■ TASK DIRECTIONS: Below are records to repeat exactly. Omit the pictures from the copy.

::::

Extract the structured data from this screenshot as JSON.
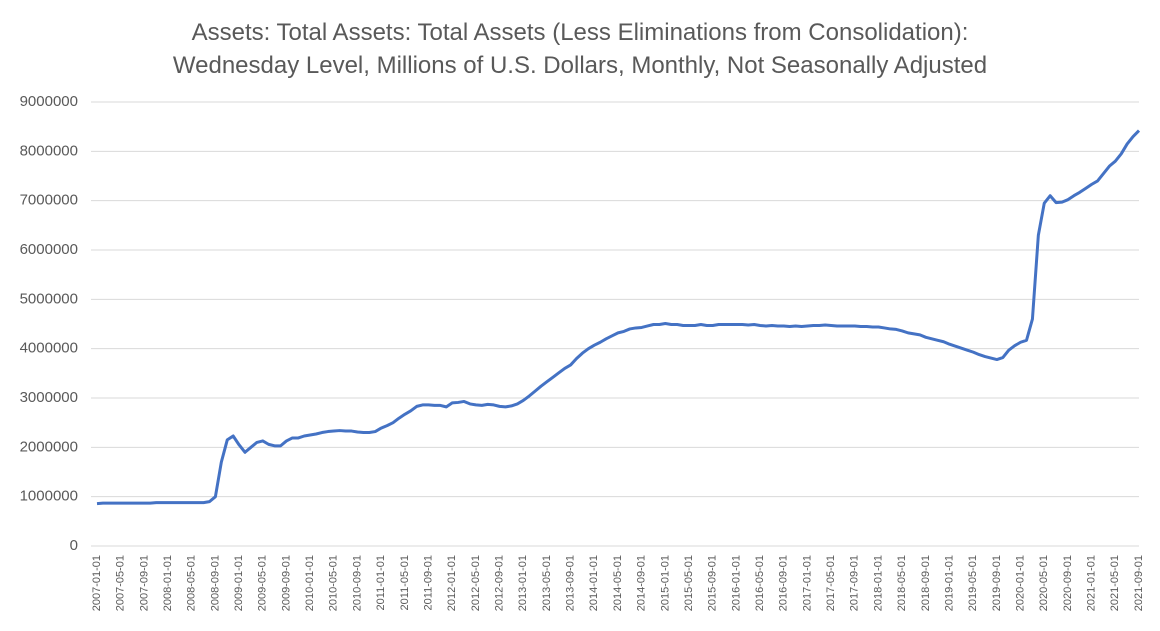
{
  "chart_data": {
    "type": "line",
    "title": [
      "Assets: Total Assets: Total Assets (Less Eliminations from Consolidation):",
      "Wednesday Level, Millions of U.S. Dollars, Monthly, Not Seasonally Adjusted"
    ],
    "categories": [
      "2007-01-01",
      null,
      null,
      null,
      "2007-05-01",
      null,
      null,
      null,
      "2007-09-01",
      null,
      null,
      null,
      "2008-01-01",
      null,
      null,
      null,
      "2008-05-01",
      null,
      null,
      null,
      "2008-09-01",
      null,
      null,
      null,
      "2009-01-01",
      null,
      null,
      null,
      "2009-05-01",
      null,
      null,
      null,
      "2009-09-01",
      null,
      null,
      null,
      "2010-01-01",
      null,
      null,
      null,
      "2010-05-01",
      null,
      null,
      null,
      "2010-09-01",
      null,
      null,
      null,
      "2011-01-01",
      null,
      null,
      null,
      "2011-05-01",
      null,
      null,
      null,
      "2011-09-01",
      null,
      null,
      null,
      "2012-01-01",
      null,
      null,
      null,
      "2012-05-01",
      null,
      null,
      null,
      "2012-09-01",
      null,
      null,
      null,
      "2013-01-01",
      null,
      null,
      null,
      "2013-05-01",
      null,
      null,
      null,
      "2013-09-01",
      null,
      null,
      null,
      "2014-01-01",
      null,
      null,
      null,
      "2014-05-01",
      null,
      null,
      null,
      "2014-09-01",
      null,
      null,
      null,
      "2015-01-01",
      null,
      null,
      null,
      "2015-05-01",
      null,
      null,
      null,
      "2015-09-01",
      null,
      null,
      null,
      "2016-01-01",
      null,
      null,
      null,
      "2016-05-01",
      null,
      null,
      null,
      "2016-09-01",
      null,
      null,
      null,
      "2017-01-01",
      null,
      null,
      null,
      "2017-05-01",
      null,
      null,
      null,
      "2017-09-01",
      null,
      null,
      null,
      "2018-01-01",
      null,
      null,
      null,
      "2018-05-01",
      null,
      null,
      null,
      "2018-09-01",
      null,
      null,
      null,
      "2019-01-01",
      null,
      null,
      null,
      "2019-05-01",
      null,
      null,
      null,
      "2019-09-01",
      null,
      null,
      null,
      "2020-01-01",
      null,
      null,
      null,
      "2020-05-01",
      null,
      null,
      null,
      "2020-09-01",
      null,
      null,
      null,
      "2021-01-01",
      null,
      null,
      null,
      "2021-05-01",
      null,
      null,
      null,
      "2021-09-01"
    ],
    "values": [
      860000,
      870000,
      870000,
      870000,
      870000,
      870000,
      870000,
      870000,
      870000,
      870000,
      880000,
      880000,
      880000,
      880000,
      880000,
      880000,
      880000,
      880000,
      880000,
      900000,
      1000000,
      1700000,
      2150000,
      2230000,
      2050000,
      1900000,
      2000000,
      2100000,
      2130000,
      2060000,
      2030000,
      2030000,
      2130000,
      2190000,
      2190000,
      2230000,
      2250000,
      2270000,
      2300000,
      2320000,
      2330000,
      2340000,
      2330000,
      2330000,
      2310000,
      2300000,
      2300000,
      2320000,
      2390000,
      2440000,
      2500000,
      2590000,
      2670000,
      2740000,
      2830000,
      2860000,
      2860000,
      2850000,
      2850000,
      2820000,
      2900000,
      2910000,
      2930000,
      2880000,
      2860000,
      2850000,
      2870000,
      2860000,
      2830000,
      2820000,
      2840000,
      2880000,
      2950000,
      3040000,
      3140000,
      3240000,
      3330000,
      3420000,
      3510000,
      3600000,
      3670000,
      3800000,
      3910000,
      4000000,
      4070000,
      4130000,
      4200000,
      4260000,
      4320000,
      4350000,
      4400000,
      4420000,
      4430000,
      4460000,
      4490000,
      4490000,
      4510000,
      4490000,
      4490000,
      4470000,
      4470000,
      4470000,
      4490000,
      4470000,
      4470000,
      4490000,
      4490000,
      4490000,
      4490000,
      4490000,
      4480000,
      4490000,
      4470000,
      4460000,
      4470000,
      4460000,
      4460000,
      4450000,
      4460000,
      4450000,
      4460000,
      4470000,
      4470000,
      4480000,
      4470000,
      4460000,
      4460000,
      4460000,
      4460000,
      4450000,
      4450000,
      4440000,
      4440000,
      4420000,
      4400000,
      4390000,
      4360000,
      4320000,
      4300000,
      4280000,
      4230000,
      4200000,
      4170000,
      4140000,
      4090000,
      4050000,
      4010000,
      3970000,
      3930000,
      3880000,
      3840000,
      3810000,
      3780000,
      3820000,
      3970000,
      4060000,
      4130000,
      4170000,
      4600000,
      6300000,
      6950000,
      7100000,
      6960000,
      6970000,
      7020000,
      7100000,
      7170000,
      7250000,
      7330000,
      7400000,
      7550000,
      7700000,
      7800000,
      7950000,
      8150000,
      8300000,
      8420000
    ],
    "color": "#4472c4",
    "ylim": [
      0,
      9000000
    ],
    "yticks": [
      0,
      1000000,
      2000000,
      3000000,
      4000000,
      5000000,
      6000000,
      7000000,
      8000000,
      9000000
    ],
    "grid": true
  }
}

::::

■ RESPONSE BELOW:
Extract the structured data from this screenshot as JSON.
{
  "chart_data": {
    "type": "line",
    "title": [
      "Assets: Total Assets: Total Assets (Less Eliminations from Consolidation):",
      "Wednesday Level, Millions of U.S. Dollars, Monthly, Not Seasonally Adjusted"
    ],
    "categories": [
      "2007-01-01",
      null,
      null,
      null,
      "2007-05-01",
      null,
      null,
      null,
      "2007-09-01",
      null,
      null,
      null,
      "2008-01-01",
      null,
      null,
      null,
      "2008-05-01",
      null,
      null,
      null,
      "2008-09-01",
      null,
      null,
      null,
      "2009-01-01",
      null,
      null,
      null,
      "2009-05-01",
      null,
      null,
      null,
      "2009-09-01",
      null,
      null,
      null,
      "2010-01-01",
      null,
      null,
      null,
      "2010-05-01",
      null,
      null,
      null,
      "2010-09-01",
      null,
      null,
      null,
      "2011-01-01",
      null,
      null,
      null,
      "2011-05-01",
      null,
      null,
      null,
      "2011-09-01",
      null,
      null,
      null,
      "2012-01-01",
      null,
      null,
      null,
      "2012-05-01",
      null,
      null,
      null,
      "2012-09-01",
      null,
      null,
      null,
      "2013-01-01",
      null,
      null,
      null,
      "2013-05-01",
      null,
      null,
      null,
      "2013-09-01",
      null,
      null,
      null,
      "2014-01-01",
      null,
      null,
      null,
      "2014-05-01",
      null,
      null,
      null,
      "2014-09-01",
      null,
      null,
      null,
      "2015-01-01",
      null,
      null,
      null,
      "2015-05-01",
      null,
      null,
      null,
      "2015-09-01",
      null,
      null,
      null,
      "2016-01-01",
      null,
      null,
      null,
      "2016-05-01",
      null,
      null,
      null,
      "2016-09-01",
      null,
      null,
      null,
      "2017-01-01",
      null,
      null,
      null,
      "2017-05-01",
      null,
      null,
      null,
      "2017-09-01",
      null,
      null,
      null,
      "2018-01-01",
      null,
      null,
      null,
      "2018-05-01",
      null,
      null,
      null,
      "2018-09-01",
      null,
      null,
      null,
      "2019-01-01",
      null,
      null,
      null,
      "2019-05-01",
      null,
      null,
      null,
      "2019-09-01",
      null,
      null,
      null,
      "2020-01-01",
      null,
      null,
      null,
      "2020-05-01",
      null,
      null,
      null,
      "2020-09-01",
      null,
      null,
      null,
      "2021-01-01",
      null,
      null,
      null,
      "2021-05-01",
      null,
      null,
      null,
      "2021-09-01"
    ],
    "values": [
      860000,
      870000,
      870000,
      870000,
      870000,
      870000,
      870000,
      870000,
      870000,
      870000,
      880000,
      880000,
      880000,
      880000,
      880000,
      880000,
      880000,
      880000,
      880000,
      900000,
      1000000,
      1700000,
      2150000,
      2230000,
      2050000,
      1900000,
      2000000,
      2100000,
      2130000,
      2060000,
      2030000,
      2030000,
      2130000,
      2190000,
      2190000,
      2230000,
      2250000,
      2270000,
      2300000,
      2320000,
      2330000,
      2340000,
      2330000,
      2330000,
      2310000,
      2300000,
      2300000,
      2320000,
      2390000,
      2440000,
      2500000,
      2590000,
      2670000,
      2740000,
      2830000,
      2860000,
      2860000,
      2850000,
      2850000,
      2820000,
      2900000,
      2910000,
      2930000,
      2880000,
      2860000,
      2850000,
      2870000,
      2860000,
      2830000,
      2820000,
      2840000,
      2880000,
      2950000,
      3040000,
      3140000,
      3240000,
      3330000,
      3420000,
      3510000,
      3600000,
      3670000,
      3800000,
      3910000,
      4000000,
      4070000,
      4130000,
      4200000,
      4260000,
      4320000,
      4350000,
      4400000,
      4420000,
      4430000,
      4460000,
      4490000,
      4490000,
      4510000,
      4490000,
      4490000,
      4470000,
      4470000,
      4470000,
      4490000,
      4470000,
      4470000,
      4490000,
      4490000,
      4490000,
      4490000,
      4490000,
      4480000,
      4490000,
      4470000,
      4460000,
      4470000,
      4460000,
      4460000,
      4450000,
      4460000,
      4450000,
      4460000,
      4470000,
      4470000,
      4480000,
      4470000,
      4460000,
      4460000,
      4460000,
      4460000,
      4450000,
      4450000,
      4440000,
      4440000,
      4420000,
      4400000,
      4390000,
      4360000,
      4320000,
      4300000,
      4280000,
      4230000,
      4200000,
      4170000,
      4140000,
      4090000,
      4050000,
      4010000,
      3970000,
      3930000,
      3880000,
      3840000,
      3810000,
      3780000,
      3820000,
      3970000,
      4060000,
      4130000,
      4170000,
      4600000,
      6300000,
      6950000,
      7100000,
      6960000,
      6970000,
      7020000,
      7100000,
      7170000,
      7250000,
      7330000,
      7400000,
      7550000,
      7700000,
      7800000,
      7950000,
      8150000,
      8300000,
      8420000
    ],
    "color": "#4472c4",
    "ylim": [
      0,
      9000000
    ],
    "yticks": [
      0,
      1000000,
      2000000,
      3000000,
      4000000,
      5000000,
      6000000,
      7000000,
      8000000,
      9000000
    ],
    "grid": true
  }
}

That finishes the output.